Input records -
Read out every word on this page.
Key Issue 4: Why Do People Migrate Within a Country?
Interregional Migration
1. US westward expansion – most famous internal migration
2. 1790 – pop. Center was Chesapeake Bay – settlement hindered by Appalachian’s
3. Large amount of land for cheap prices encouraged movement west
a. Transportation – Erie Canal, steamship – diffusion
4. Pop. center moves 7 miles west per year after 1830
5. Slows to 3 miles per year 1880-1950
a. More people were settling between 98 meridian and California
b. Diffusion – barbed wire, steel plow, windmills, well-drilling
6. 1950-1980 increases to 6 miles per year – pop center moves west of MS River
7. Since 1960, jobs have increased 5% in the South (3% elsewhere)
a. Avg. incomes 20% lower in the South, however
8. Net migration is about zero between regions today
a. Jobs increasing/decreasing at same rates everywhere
...
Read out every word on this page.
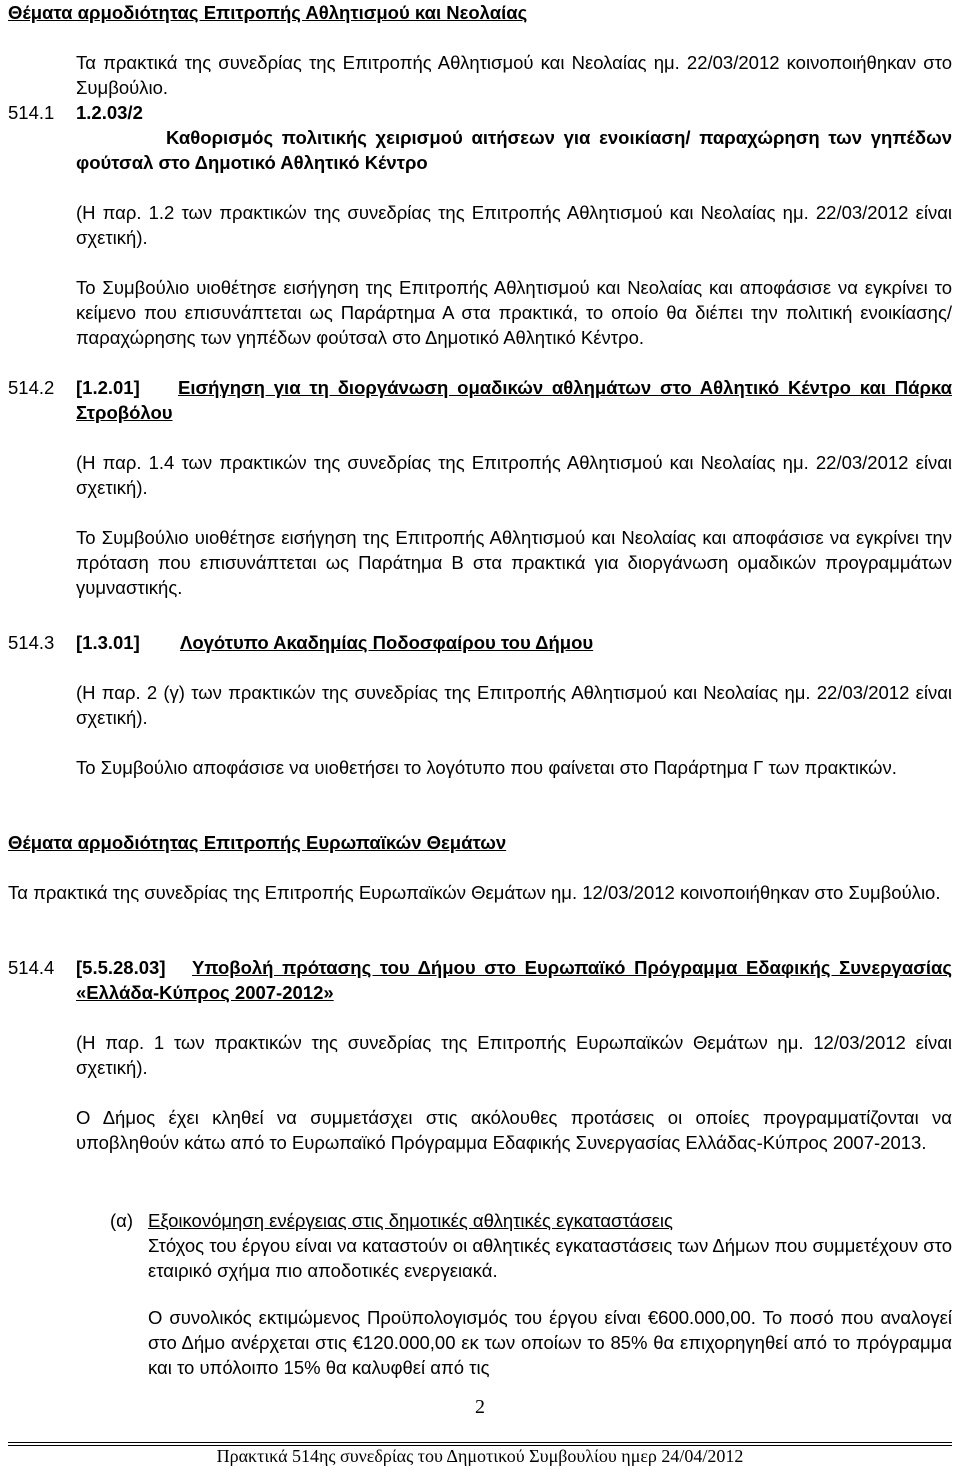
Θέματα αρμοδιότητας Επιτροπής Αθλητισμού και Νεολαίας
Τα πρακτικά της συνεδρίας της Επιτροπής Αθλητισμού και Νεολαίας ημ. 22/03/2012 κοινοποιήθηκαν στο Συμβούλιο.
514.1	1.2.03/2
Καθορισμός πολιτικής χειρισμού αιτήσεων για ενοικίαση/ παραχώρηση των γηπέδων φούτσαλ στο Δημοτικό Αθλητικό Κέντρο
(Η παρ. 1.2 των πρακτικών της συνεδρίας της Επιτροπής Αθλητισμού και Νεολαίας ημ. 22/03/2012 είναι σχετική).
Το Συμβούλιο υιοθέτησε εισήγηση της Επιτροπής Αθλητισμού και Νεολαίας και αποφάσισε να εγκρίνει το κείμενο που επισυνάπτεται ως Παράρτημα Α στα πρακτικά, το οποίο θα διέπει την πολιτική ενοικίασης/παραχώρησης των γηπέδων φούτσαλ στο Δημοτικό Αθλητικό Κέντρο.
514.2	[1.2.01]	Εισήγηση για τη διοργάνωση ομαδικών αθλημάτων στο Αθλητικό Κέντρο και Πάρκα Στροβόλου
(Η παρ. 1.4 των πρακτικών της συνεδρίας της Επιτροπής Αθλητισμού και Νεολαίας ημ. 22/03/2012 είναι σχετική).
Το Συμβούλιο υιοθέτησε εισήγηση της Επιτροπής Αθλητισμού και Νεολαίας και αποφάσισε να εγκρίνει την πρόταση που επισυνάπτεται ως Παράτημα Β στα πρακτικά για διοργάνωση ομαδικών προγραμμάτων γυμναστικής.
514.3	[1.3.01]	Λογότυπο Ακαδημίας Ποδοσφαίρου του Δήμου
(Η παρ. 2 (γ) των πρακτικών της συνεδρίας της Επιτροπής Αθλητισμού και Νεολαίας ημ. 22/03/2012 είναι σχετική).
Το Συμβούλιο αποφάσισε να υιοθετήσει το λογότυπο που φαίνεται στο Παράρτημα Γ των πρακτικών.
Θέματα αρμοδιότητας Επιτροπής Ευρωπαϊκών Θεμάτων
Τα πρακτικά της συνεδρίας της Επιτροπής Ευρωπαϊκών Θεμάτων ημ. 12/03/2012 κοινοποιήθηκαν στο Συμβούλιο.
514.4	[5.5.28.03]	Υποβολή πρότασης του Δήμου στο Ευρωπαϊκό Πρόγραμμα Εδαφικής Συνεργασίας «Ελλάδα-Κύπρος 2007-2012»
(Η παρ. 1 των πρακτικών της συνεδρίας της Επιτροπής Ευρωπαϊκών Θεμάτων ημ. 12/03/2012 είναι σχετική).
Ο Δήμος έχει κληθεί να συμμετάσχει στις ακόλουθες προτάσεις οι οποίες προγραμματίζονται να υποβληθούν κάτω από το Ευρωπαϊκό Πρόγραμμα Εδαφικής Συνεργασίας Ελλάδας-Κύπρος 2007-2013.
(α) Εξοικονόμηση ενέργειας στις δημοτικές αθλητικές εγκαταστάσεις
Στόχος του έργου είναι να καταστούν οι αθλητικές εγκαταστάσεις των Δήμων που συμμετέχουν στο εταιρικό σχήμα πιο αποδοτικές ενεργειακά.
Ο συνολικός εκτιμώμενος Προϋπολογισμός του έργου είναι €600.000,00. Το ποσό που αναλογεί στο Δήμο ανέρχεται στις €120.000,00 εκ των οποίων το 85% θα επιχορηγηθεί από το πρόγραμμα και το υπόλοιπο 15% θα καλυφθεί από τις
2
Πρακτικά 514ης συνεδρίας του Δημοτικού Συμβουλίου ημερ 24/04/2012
* * *
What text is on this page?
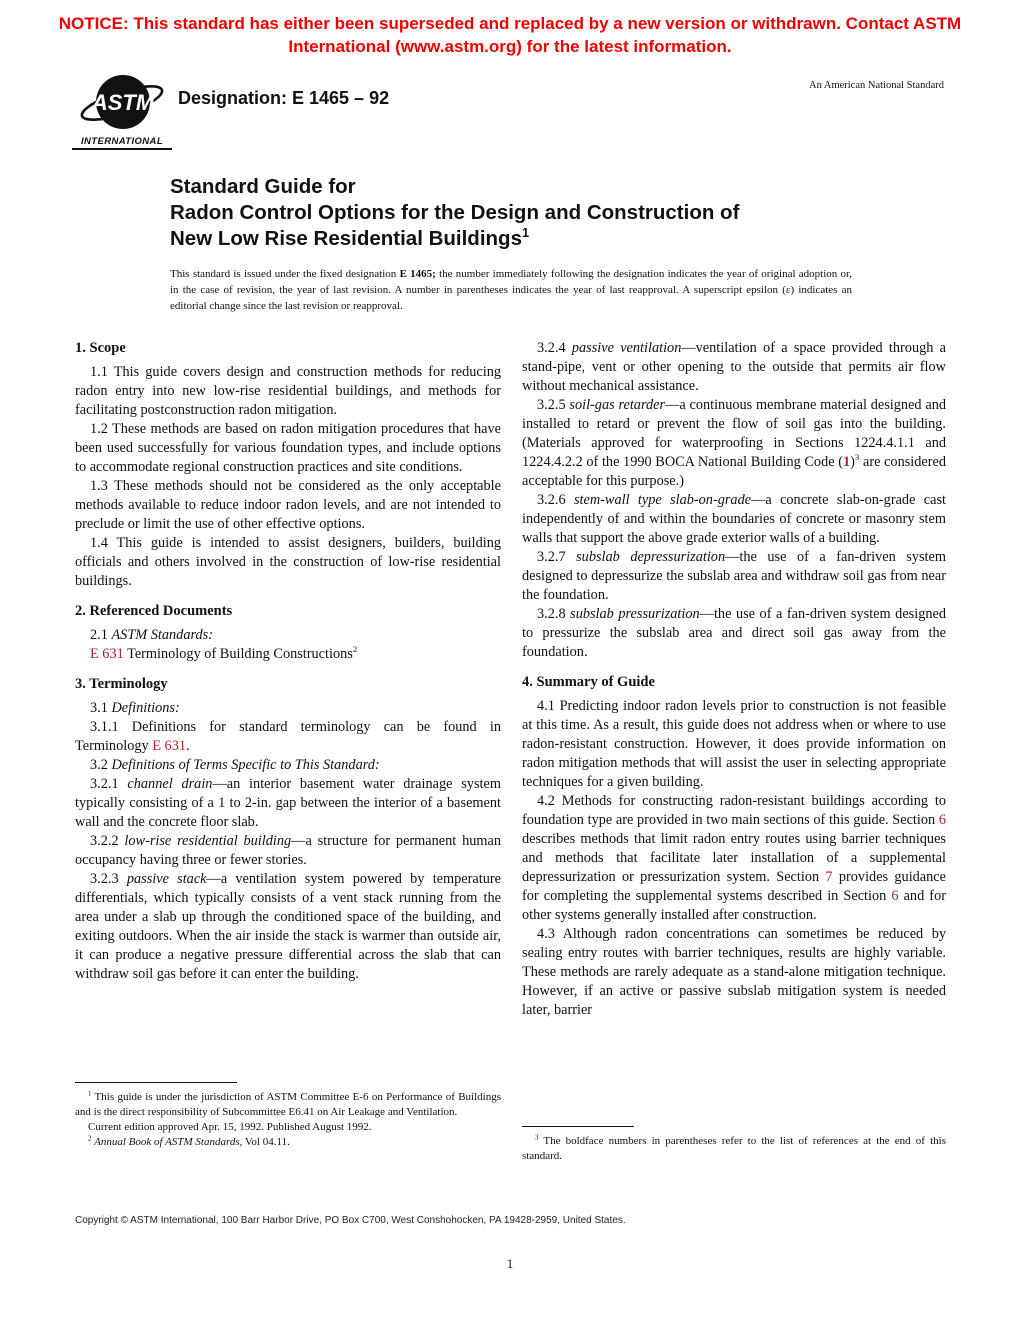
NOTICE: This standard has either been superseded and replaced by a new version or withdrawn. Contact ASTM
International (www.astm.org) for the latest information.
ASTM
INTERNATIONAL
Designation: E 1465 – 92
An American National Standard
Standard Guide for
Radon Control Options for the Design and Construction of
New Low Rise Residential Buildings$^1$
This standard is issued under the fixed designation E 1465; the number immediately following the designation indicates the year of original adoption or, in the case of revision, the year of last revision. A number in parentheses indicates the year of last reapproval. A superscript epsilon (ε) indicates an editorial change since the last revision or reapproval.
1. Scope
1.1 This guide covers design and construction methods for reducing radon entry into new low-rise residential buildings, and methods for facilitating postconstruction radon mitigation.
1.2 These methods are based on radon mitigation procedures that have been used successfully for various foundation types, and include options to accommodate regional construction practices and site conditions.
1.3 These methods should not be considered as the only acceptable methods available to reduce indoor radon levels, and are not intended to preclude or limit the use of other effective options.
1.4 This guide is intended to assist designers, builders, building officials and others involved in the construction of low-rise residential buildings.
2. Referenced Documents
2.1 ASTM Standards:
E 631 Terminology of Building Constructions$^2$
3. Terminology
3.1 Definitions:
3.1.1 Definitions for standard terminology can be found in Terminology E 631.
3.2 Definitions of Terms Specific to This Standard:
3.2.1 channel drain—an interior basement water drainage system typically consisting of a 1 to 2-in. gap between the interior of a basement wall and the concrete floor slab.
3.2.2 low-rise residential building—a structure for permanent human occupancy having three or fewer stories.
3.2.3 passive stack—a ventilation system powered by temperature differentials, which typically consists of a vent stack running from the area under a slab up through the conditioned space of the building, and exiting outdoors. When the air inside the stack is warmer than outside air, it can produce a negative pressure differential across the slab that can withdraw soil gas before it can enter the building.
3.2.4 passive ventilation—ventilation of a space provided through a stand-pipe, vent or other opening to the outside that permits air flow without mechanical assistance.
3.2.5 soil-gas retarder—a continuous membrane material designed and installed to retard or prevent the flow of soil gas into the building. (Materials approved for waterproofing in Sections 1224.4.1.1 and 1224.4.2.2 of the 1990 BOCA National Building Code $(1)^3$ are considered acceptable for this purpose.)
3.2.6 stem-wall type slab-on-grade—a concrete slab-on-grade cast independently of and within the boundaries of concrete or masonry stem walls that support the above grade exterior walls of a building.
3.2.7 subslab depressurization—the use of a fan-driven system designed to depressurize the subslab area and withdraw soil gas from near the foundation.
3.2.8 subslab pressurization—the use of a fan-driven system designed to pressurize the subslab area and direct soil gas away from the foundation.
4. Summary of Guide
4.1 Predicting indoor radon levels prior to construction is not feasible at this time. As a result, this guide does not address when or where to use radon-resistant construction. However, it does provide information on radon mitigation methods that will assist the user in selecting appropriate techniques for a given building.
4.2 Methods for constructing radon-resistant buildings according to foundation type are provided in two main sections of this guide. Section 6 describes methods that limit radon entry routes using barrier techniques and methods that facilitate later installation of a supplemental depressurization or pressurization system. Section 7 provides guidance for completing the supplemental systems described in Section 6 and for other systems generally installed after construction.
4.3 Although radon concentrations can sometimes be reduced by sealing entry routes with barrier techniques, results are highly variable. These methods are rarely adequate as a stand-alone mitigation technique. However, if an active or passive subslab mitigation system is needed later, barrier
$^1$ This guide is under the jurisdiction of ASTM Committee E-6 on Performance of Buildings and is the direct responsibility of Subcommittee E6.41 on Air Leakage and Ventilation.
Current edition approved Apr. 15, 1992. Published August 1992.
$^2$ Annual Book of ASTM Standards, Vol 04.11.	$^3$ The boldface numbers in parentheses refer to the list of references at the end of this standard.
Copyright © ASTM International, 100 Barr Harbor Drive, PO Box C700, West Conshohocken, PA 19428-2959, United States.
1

Given instruction -
Look for the word "αθλητικές" in every line of the listing and copy the lines that have it.

Output -
(α) Εξοικονόμηση ενέργειας στις δημοτικές αθλητικές εγκαταστάσεις
Στόχος του έργου είναι να καταστούν οι αθλητικές εγκαταστάσεις των Δήμων που συμμετέχουν στο εταιρικό σχήμα πιο αποδοτικές ενεργειακά.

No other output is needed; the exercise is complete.